Brief:
Every line of the material is to be quoted verbatim, minus the pictures.

==== Data provided

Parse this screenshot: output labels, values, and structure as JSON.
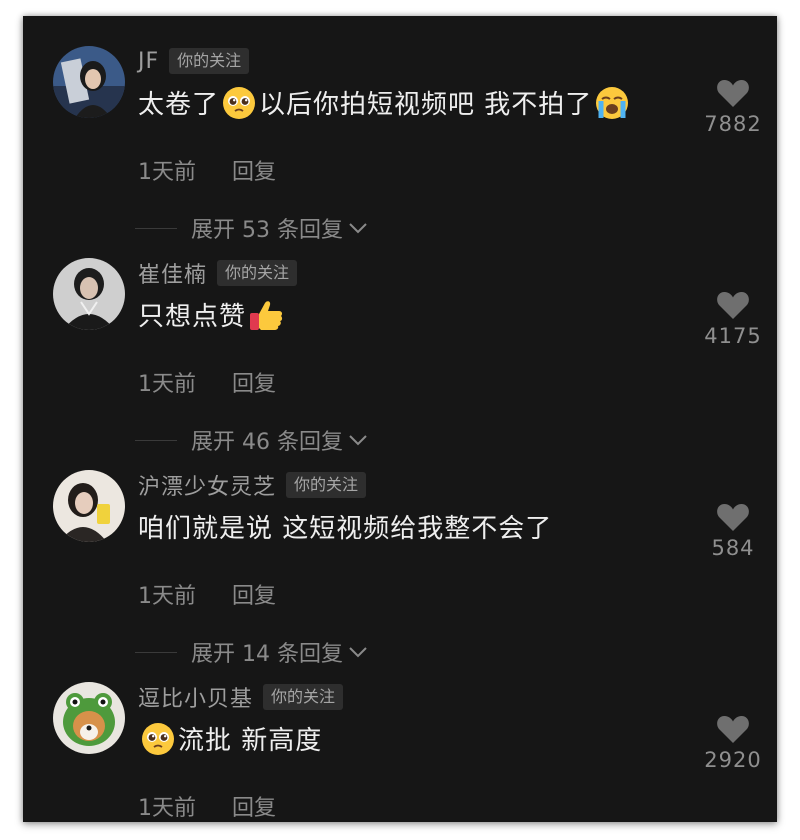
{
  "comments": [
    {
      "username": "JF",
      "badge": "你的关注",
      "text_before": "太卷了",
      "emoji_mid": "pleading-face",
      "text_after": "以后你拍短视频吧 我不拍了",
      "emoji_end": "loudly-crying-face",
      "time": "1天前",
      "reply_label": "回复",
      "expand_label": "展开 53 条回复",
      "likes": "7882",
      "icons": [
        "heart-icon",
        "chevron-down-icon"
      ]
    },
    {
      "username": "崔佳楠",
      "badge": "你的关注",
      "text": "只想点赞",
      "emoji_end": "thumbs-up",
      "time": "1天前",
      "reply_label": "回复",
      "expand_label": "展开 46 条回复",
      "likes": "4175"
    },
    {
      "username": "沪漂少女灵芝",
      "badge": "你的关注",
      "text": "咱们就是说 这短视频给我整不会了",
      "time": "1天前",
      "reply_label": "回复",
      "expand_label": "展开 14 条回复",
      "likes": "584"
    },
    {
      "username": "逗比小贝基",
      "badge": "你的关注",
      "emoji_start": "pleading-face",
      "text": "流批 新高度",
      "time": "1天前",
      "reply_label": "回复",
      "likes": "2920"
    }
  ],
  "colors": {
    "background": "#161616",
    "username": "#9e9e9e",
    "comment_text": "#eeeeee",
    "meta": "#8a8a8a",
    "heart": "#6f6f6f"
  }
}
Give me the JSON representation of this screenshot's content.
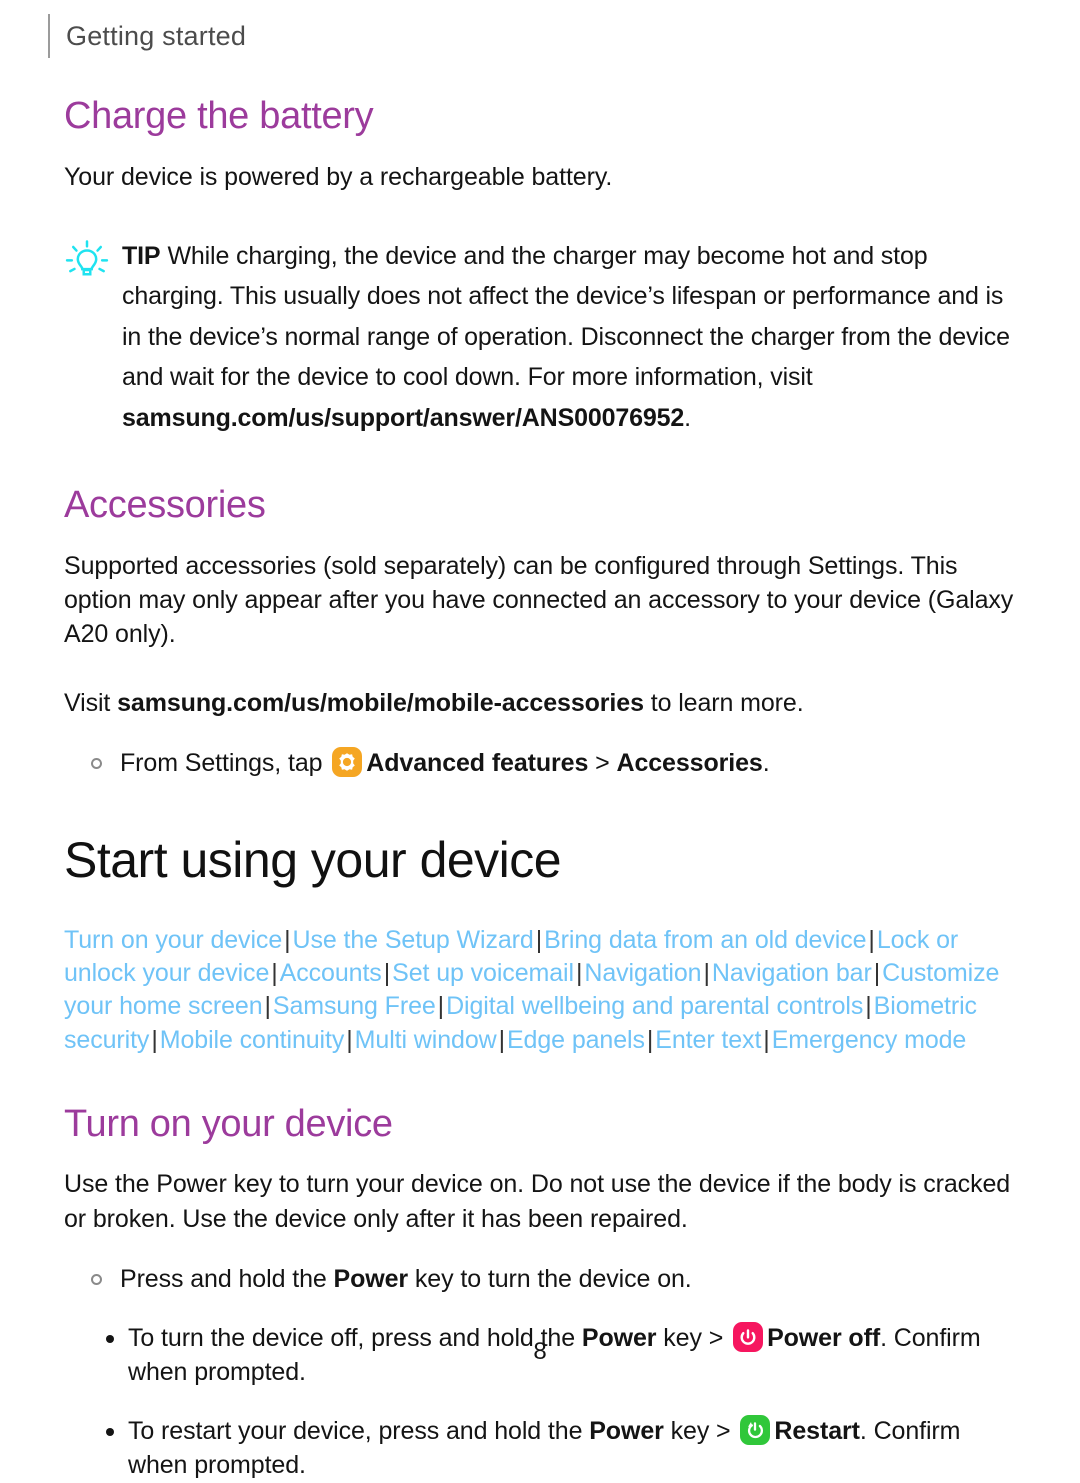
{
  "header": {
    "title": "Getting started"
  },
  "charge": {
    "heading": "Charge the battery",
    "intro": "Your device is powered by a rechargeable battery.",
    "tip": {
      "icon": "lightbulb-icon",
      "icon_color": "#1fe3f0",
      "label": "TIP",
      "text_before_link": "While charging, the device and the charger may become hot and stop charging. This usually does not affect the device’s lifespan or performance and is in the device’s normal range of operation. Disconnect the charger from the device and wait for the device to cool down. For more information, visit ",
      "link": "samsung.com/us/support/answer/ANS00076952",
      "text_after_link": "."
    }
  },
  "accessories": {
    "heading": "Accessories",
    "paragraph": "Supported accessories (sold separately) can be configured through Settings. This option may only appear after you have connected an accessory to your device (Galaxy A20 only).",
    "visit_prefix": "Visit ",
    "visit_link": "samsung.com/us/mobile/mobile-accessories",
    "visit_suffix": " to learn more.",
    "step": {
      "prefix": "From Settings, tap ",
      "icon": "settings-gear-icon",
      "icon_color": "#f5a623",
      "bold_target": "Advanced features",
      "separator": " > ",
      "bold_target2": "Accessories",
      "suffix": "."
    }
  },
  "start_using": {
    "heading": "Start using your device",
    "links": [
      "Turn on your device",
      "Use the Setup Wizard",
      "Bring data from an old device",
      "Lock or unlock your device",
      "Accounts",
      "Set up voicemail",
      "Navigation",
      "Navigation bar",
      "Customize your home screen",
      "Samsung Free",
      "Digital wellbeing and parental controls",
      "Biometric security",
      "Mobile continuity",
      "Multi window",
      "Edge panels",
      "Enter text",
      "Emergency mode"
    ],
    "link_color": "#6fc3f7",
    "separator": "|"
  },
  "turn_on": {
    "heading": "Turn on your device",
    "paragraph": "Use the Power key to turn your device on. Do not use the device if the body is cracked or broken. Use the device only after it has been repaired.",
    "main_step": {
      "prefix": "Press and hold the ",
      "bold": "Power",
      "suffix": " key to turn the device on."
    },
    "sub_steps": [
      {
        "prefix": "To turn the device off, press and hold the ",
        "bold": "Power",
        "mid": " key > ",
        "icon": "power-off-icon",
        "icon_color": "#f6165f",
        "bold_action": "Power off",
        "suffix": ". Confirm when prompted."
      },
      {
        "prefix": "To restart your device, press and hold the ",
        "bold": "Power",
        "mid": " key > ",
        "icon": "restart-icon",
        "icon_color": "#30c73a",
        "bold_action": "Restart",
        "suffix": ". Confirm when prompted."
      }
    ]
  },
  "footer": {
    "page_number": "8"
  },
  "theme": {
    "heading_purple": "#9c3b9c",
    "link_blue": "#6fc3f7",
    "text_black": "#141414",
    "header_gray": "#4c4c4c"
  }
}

========

Task answer:
Parse this screenshot: output labels, values, and structure as JSON.
{
  "comments": [
    {
      "username": "JF",
      "badge": "你的关注",
      "text_before": "太卷了",
      "emoji_mid": "pleading-face",
      "text_after": "以后你拍短视频吧 我不拍了",
      "emoji_end": "loudly-crying-face",
      "time": "1天前",
      "reply_label": "回复",
      "expand_label": "展开 53 条回复",
      "likes": "7882",
      "icons": [
        "heart-icon",
        "chevron-down-icon"
      ]
    },
    {
      "username": "崔佳楠",
      "badge": "你的关注",
      "text": "只想点赞",
      "emoji_end": "thumbs-up",
      "time": "1天前",
      "reply_label": "回复",
      "expand_label": "展开 46 条回复",
      "likes": "4175"
    },
    {
      "username": "沪漂少女灵芝",
      "badge": "你的关注",
      "text": "咱们就是说 这短视频给我整不会了",
      "time": "1天前",
      "reply_label": "回复",
      "expand_label": "展开 14 条回复",
      "likes": "584"
    },
    {
      "username": "逗比小贝基",
      "badge": "你的关注",
      "emoji_start": "pleading-face",
      "text": "流批 新高度",
      "time": "1天前",
      "reply_label": "回复",
      "likes": "2920"
    }
  ],
  "colors": {
    "background": "#161616",
    "username": "#9e9e9e",
    "comment_text": "#eeeeee",
    "meta": "#8a8a8a",
    "heart": "#6f6f6f"
  }
}
Give me the JSON representation of this screenshot's content.
{
  "header": {
    "title": "Getting started"
  },
  "charge": {
    "heading": "Charge the battery",
    "intro": "Your device is powered by a rechargeable battery.",
    "tip": {
      "icon": "lightbulb-icon",
      "icon_color": "#1fe3f0",
      "label": "TIP",
      "text_before_link": "While charging, the device and the charger may become hot and stop charging. This usually does not affect the device’s lifespan or performance and is in the device’s normal range of operation. Disconnect the charger from the device and wait for the device to cool down. For more information, visit ",
      "link": "samsung.com/us/support/answer/ANS00076952",
      "text_after_link": "."
    }
  },
  "accessories": {
    "heading": "Accessories",
    "paragraph": "Supported accessories (sold separately) can be configured through Settings. This option may only appear after you have connected an accessory to your device (Galaxy A20 only).",
    "visit_prefix": "Visit ",
    "visit_link": "samsung.com/us/mobile/mobile-accessories",
    "visit_suffix": " to learn more.",
    "step": {
      "prefix": "From Settings, tap ",
      "icon": "settings-gear-icon",
      "icon_color": "#f5a623",
      "bold_target": "Advanced features",
      "separator": " > ",
      "bold_target2": "Accessories",
      "suffix": "."
    }
  },
  "start_using": {
    "heading": "Start using your device",
    "links": [
      "Turn on your device",
      "Use the Setup Wizard",
      "Bring data from an old device",
      "Lock or unlock your device",
      "Accounts",
      "Set up voicemail",
      "Navigation",
      "Navigation bar",
      "Customize your home screen",
      "Samsung Free",
      "Digital wellbeing and parental controls",
      "Biometric security",
      "Mobile continuity",
      "Multi window",
      "Edge panels",
      "Enter text",
      "Emergency mode"
    ],
    "link_color": "#6fc3f7",
    "separator": "|"
  },
  "turn_on": {
    "heading": "Turn on your device",
    "paragraph": "Use the Power key to turn your device on. Do not use the device if the body is cracked or broken. Use the device only after it has been repaired.",
    "main_step": {
      "prefix": "Press and hold the ",
      "bold": "Power",
      "suffix": " key to turn the device on."
    },
    "sub_steps": [
      {
        "prefix": "To turn the device off, press and hold the ",
        "bold": "Power",
        "mid": " key > ",
        "icon": "power-off-icon",
        "icon_color": "#f6165f",
        "bold_action": "Power off",
        "suffix": ". Confirm when prompted."
      },
      {
        "prefix": "To restart your device, press and hold the ",
        "bold": "Power",
        "mid": " key > ",
        "icon": "restart-icon",
        "icon_color": "#30c73a",
        "bold_action": "Restart",
        "suffix": ". Confirm when prompted."
      }
    ]
  },
  "footer": {
    "page_number": "8"
  },
  "theme": {
    "heading_purple": "#9c3b9c",
    "link_blue": "#6fc3f7",
    "text_black": "#141414",
    "header_gray": "#4c4c4c"
  }
}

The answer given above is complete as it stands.